### Data lines
* * *

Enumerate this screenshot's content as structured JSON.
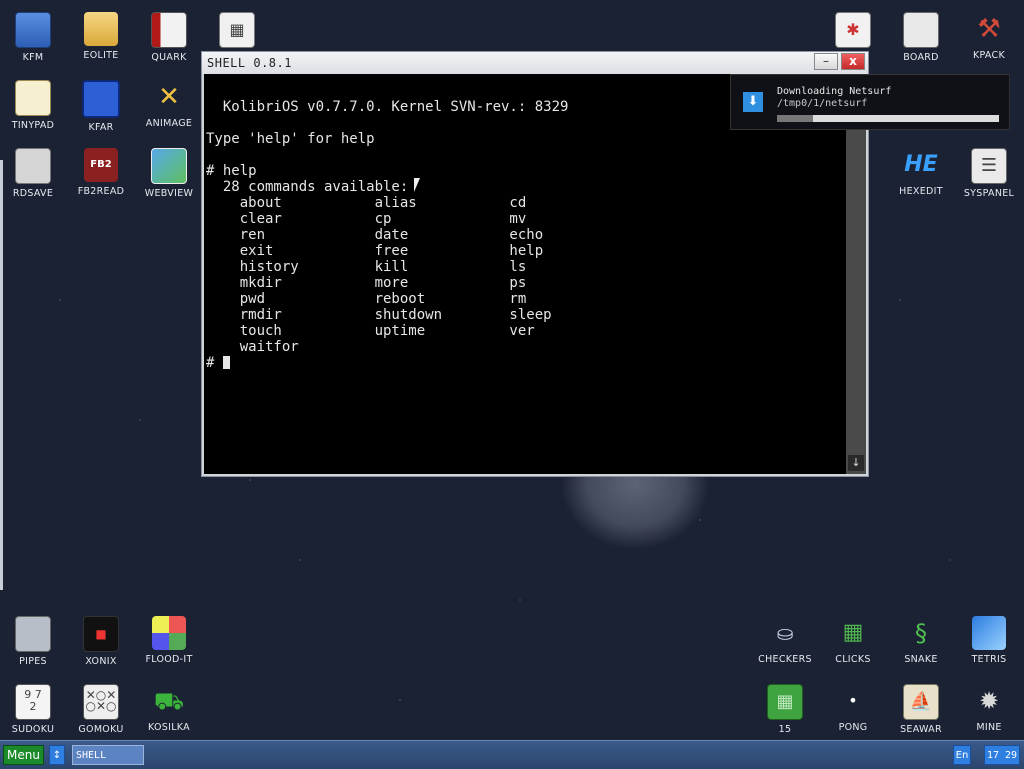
{
  "desktop": {
    "icons_top_left": [
      {
        "label": "KFM",
        "icon": "floppy-icon"
      },
      {
        "label": "EOLITE",
        "icon": "folder-icon"
      },
      {
        "label": "QUARK",
        "icon": "book-icon"
      },
      {
        "label": "CALC",
        "icon": "calculator-icon"
      },
      {
        "label": "TINYPAD",
        "icon": "notepad-icon"
      },
      {
        "label": "KFAR",
        "icon": "kfar-icon"
      },
      {
        "label": "ANIMAGE",
        "icon": "magic-wand-icon"
      },
      {
        "label": "RDSAVE",
        "icon": "rdsave-icon"
      },
      {
        "label": "FB2READ",
        "icon": "fb2-book-icon"
      },
      {
        "label": "WEBVIEW",
        "icon": "globe-icon"
      }
    ],
    "icons_top_right": [
      {
        "label": "BOARD",
        "icon": "board-icon"
      },
      {
        "label": "KPACK",
        "icon": "hammer-icon"
      },
      {
        "label": "HEXEDIT",
        "icon": "hex-edit-icon"
      },
      {
        "label": "SYSPANEL",
        "icon": "sliders-icon"
      }
    ],
    "icons_bottom_left": [
      {
        "label": "PIPES",
        "icon": "pipes-icon"
      },
      {
        "label": "XONIX",
        "icon": "xonix-icon"
      },
      {
        "label": "FLOOD-IT",
        "icon": "flood-icon"
      },
      {
        "label": "SUDOKU",
        "icon": "sudoku-icon"
      },
      {
        "label": "GOMOKU",
        "icon": "gomoku-icon"
      },
      {
        "label": "KOSILKA",
        "icon": "lawnmower-icon"
      }
    ],
    "icons_bottom_right": [
      {
        "label": "CHECKERS",
        "icon": "checkers-icon"
      },
      {
        "label": "CLICKS",
        "icon": "clicks-icon"
      },
      {
        "label": "SNAKE",
        "icon": "snake-icon"
      },
      {
        "label": "TETRIS",
        "icon": "tetris-icon"
      },
      {
        "label": "15",
        "icon": "fifteen-puzzle-icon"
      },
      {
        "label": "PONG",
        "icon": "pong-icon"
      },
      {
        "label": "SEAWAR",
        "icon": "ship-icon"
      },
      {
        "label": "MINE",
        "icon": "mine-icon"
      }
    ]
  },
  "shell_window": {
    "title": "SHELL 0.8.1",
    "minimize_glyph": "–",
    "close_glyph": "x",
    "lines": [
      "",
      "  KolibriOS v0.7.7.0. Kernel SVN-rev.: 8329",
      "",
      "Type 'help' for help",
      "",
      "# help",
      "  28 commands available:",
      "    about           alias           cd",
      "    clear           cp              mv",
      "    ren             date            echo",
      "    exit            free            help",
      "    history         kill            ls",
      "    mkdir           more            ps",
      "    pwd             reboot          rm",
      "    rmdir           shutdown        sleep",
      "    touch           uptime          ver",
      "    waitfor"
    ],
    "prompt": "# ",
    "scroll_arrow": "↓"
  },
  "notification": {
    "title": "Downloading Netsurf",
    "path": "/tmp0/1/netsurf",
    "progress": 0.16,
    "icon": "download-icon"
  },
  "taskbar": {
    "menu_label": "Menu",
    "switch_glyph": "↕",
    "task_label": "SHELL",
    "lang": "En",
    "time": "17 29"
  },
  "colors": {
    "menu_green": "#1a8a2a",
    "taskbar_blue": "#3b5a8a",
    "close_red": "#c42a2a"
  }
}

* * *

### To be done
Exclude the images, then output the data above word for word.

### Solution
Enumerate this screenshot's content as structured JSON.
{
  "desktop": {
    "icons_top_left": [
      {
        "label": "KFM",
        "icon": "floppy-icon"
      },
      {
        "label": "EOLITE",
        "icon": "folder-icon"
      },
      {
        "label": "QUARK",
        "icon": "book-icon"
      },
      {
        "label": "CALC",
        "icon": "calculator-icon"
      },
      {
        "label": "TINYPAD",
        "icon": "notepad-icon"
      },
      {
        "label": "KFAR",
        "icon": "kfar-icon"
      },
      {
        "label": "ANIMAGE",
        "icon": "magic-wand-icon"
      },
      {
        "label": "RDSAVE",
        "icon": "rdsave-icon"
      },
      {
        "label": "FB2READ",
        "icon": "fb2-book-icon"
      },
      {
        "label": "WEBVIEW",
        "icon": "globe-icon"
      }
    ],
    "icons_top_right": [
      {
        "label": "BOARD",
        "icon": "board-icon"
      },
      {
        "label": "KPACK",
        "icon": "hammer-icon"
      },
      {
        "label": "HEXEDIT",
        "icon": "hex-edit-icon"
      },
      {
        "label": "SYSPANEL",
        "icon": "sliders-icon"
      }
    ],
    "icons_bottom_left": [
      {
        "label": "PIPES",
        "icon": "pipes-icon"
      },
      {
        "label": "XONIX",
        "icon": "xonix-icon"
      },
      {
        "label": "FLOOD-IT",
        "icon": "flood-icon"
      },
      {
        "label": "SUDOKU",
        "icon": "sudoku-icon"
      },
      {
        "label": "GOMOKU",
        "icon": "gomoku-icon"
      },
      {
        "label": "KOSILKA",
        "icon": "lawnmower-icon"
      }
    ],
    "icons_bottom_right": [
      {
        "label": "CHECKERS",
        "icon": "checkers-icon"
      },
      {
        "label": "CLICKS",
        "icon": "clicks-icon"
      },
      {
        "label": "SNAKE",
        "icon": "snake-icon"
      },
      {
        "label": "TETRIS",
        "icon": "tetris-icon"
      },
      {
        "label": "15",
        "icon": "fifteen-puzzle-icon"
      },
      {
        "label": "PONG",
        "icon": "pong-icon"
      },
      {
        "label": "SEAWAR",
        "icon": "ship-icon"
      },
      {
        "label": "MINE",
        "icon": "mine-icon"
      }
    ]
  },
  "shell_window": {
    "title": "SHELL 0.8.1",
    "minimize_glyph": "–",
    "close_glyph": "x",
    "lines": [
      "",
      "  KolibriOS v0.7.7.0. Kernel SVN-rev.: 8329",
      "",
      "Type 'help' for help",
      "",
      "# help",
      "  28 commands available:",
      "    about           alias           cd",
      "    clear           cp              mv",
      "    ren             date            echo",
      "    exit            free            help",
      "    history         kill            ls",
      "    mkdir           more            ps",
      "    pwd             reboot          rm",
      "    rmdir           shutdown        sleep",
      "    touch           uptime          ver",
      "    waitfor"
    ],
    "prompt": "# ",
    "scroll_arrow": "↓"
  },
  "notification": {
    "title": "Downloading Netsurf",
    "path": "/tmp0/1/netsurf",
    "progress": 0.16,
    "icon": "download-icon"
  },
  "taskbar": {
    "menu_label": "Menu",
    "switch_glyph": "↕",
    "task_label": "SHELL",
    "lang": "En",
    "time": "17 29"
  },
  "colors": {
    "menu_green": "#1a8a2a",
    "taskbar_blue": "#3b5a8a",
    "close_red": "#c42a2a"
  }
}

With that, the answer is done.